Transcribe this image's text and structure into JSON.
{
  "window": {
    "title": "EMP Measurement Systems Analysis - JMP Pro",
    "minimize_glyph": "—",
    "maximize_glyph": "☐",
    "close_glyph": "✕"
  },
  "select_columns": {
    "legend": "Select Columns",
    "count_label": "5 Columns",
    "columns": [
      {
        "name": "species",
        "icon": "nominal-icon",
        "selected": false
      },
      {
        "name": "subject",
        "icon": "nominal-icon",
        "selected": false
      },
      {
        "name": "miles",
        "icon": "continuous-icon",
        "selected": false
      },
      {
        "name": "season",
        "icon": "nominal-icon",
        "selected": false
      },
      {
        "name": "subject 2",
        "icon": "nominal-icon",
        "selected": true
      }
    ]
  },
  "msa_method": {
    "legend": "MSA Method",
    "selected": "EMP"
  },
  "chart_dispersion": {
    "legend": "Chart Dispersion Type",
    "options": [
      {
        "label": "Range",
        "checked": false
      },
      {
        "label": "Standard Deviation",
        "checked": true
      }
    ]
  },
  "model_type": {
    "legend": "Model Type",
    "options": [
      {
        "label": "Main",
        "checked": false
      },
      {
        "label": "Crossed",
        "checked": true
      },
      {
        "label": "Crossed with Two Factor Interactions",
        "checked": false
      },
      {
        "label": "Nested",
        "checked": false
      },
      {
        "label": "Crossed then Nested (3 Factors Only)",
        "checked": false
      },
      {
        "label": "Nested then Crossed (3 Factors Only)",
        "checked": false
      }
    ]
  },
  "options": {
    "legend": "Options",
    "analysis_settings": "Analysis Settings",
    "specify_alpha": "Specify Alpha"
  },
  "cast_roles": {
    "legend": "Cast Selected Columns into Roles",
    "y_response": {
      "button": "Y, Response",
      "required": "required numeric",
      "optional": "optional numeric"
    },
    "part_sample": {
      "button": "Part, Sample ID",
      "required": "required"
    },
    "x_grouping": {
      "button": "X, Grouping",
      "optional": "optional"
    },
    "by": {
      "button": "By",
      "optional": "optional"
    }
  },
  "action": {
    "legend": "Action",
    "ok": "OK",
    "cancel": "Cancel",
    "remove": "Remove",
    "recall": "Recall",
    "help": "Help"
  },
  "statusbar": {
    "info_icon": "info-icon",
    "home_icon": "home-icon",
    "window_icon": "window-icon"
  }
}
********
Each line of the material should be duplicated exactly, please.

» Written response
Transcribe this image's text and structure into JSON.
{
  "window": {
    "title": "EMP Measurement Systems Analysis - JMP Pro",
    "minimize_glyph": "—",
    "maximize_glyph": "☐",
    "close_glyph": "✕"
  },
  "select_columns": {
    "legend": "Select Columns",
    "count_label": "5 Columns",
    "columns": [
      {
        "name": "species",
        "icon": "nominal-icon",
        "selected": false
      },
      {
        "name": "subject",
        "icon": "nominal-icon",
        "selected": false
      },
      {
        "name": "miles",
        "icon": "continuous-icon",
        "selected": false
      },
      {
        "name": "season",
        "icon": "nominal-icon",
        "selected": false
      },
      {
        "name": "subject 2",
        "icon": "nominal-icon",
        "selected": true
      }
    ]
  },
  "msa_method": {
    "legend": "MSA Method",
    "selected": "EMP"
  },
  "chart_dispersion": {
    "legend": "Chart Dispersion Type",
    "options": [
      {
        "label": "Range",
        "checked": false
      },
      {
        "label": "Standard Deviation",
        "checked": true
      }
    ]
  },
  "model_type": {
    "legend": "Model Type",
    "options": [
      {
        "label": "Main",
        "checked": false
      },
      {
        "label": "Crossed",
        "checked": true
      },
      {
        "label": "Crossed with Two Factor Interactions",
        "checked": false
      },
      {
        "label": "Nested",
        "checked": false
      },
      {
        "label": "Crossed then Nested (3 Factors Only)",
        "checked": false
      },
      {
        "label": "Nested then Crossed (3 Factors Only)",
        "checked": false
      }
    ]
  },
  "options": {
    "legend": "Options",
    "analysis_settings": "Analysis Settings",
    "specify_alpha": "Specify Alpha"
  },
  "cast_roles": {
    "legend": "Cast Selected Columns into Roles",
    "y_response": {
      "button": "Y, Response",
      "required": "required numeric",
      "optional": "optional numeric"
    },
    "part_sample": {
      "button": "Part, Sample ID",
      "required": "required"
    },
    "x_grouping": {
      "button": "X, Grouping",
      "optional": "optional"
    },
    "by": {
      "button": "By",
      "optional": "optional"
    }
  },
  "action": {
    "legend": "Action",
    "ok": "OK",
    "cancel": "Cancel",
    "remove": "Remove",
    "recall": "Recall",
    "help": "Help"
  },
  "statusbar": {
    "info_icon": "info-icon",
    "home_icon": "home-icon",
    "window_icon": "window-icon"
  }
}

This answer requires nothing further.